Set problem:
Copy every line of the entries below word for word, leaving the pictures out of your answer.

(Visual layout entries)
───

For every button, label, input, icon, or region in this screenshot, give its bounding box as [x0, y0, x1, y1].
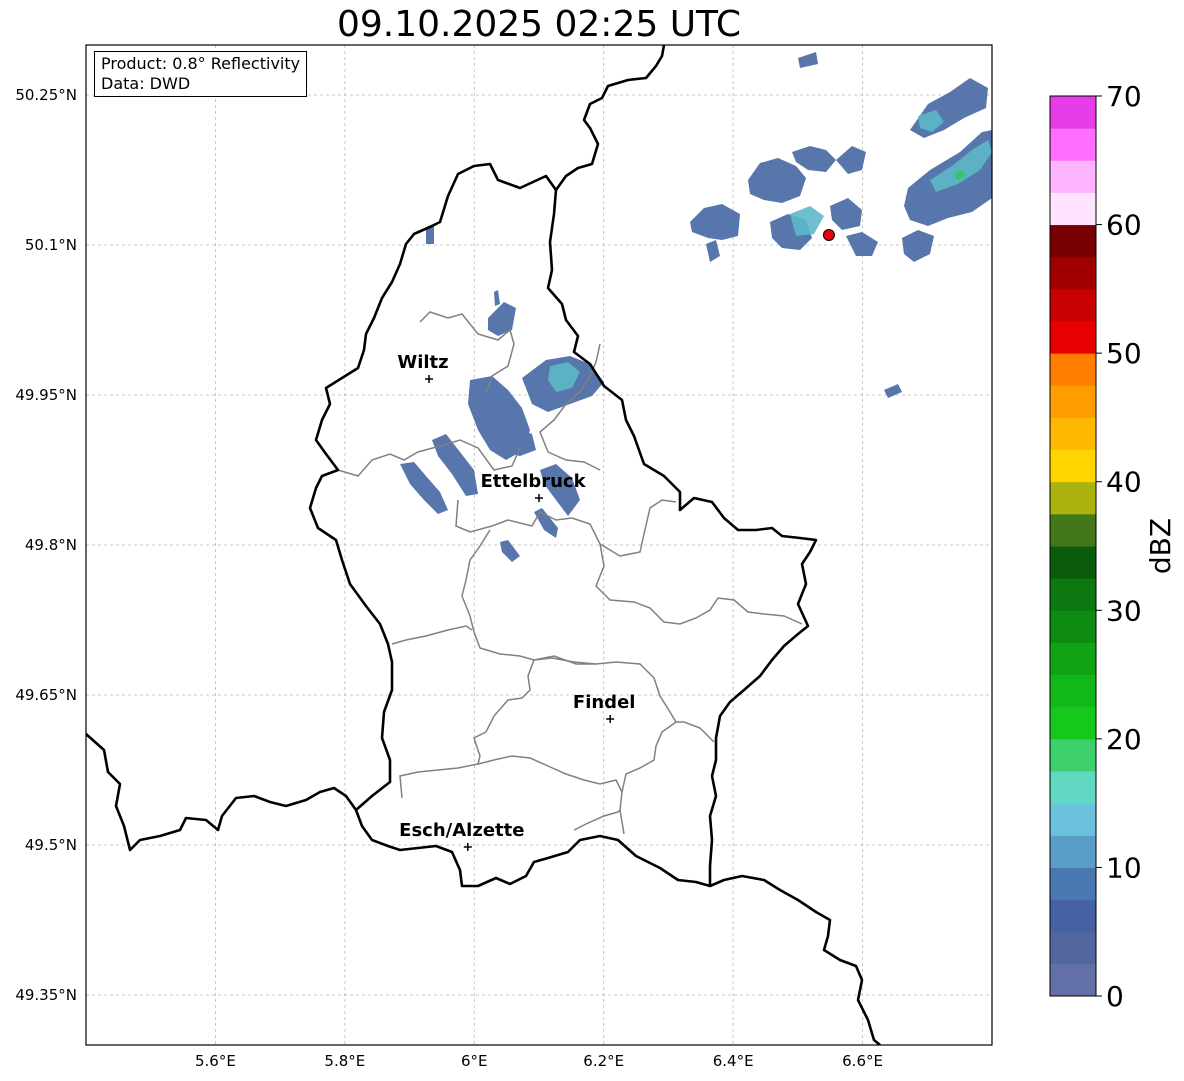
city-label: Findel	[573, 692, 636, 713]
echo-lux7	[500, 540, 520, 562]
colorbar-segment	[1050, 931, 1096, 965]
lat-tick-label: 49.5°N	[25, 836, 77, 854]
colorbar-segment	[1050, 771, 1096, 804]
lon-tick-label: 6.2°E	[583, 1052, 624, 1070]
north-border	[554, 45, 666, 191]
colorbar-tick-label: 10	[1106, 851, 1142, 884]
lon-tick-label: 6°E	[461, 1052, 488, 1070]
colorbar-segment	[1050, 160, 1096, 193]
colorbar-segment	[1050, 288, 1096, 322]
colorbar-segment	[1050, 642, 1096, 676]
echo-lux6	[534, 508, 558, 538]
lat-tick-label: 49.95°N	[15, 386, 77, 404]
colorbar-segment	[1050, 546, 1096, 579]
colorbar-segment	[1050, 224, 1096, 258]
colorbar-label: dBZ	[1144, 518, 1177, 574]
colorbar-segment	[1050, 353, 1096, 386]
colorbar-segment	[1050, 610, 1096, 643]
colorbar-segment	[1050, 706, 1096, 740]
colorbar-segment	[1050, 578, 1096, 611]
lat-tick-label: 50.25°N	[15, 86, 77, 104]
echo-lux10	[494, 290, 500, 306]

───

Written response:
For every button, label, input, icon, or region in this screenshot, give its bounding box as [x0, y0, x1, y1].
city-label: Findel	[573, 692, 636, 713]
echo-lux7	[500, 540, 520, 562]
colorbar-segment	[1050, 931, 1096, 965]
lat-tick-label: 49.5°N	[25, 836, 77, 854]
colorbar-segment	[1050, 771, 1096, 804]
lon-tick-label: 6.2°E	[583, 1052, 624, 1070]
north-border	[554, 45, 666, 191]
colorbar-tick-label: 10	[1106, 851, 1142, 884]
lon-tick-label: 6°E	[461, 1052, 488, 1070]
colorbar-segment	[1050, 160, 1096, 193]
colorbar-segment	[1050, 288, 1096, 322]
colorbar-segment	[1050, 642, 1096, 676]
echo-lux6	[534, 508, 558, 538]
lat-tick-label: 49.95°N	[15, 386, 77, 404]
colorbar-segment	[1050, 546, 1096, 579]
colorbar-segment	[1050, 224, 1096, 258]
colorbar-label: dBZ	[1144, 518, 1177, 574]
colorbar-segment	[1050, 353, 1096, 386]
colorbar-segment	[1050, 610, 1096, 643]
colorbar-segment	[1050, 706, 1096, 740]
colorbar-segment	[1050, 578, 1096, 611]
lat-tick-label: 50.25°N	[15, 86, 77, 104]
echo-lux10	[494, 290, 500, 306]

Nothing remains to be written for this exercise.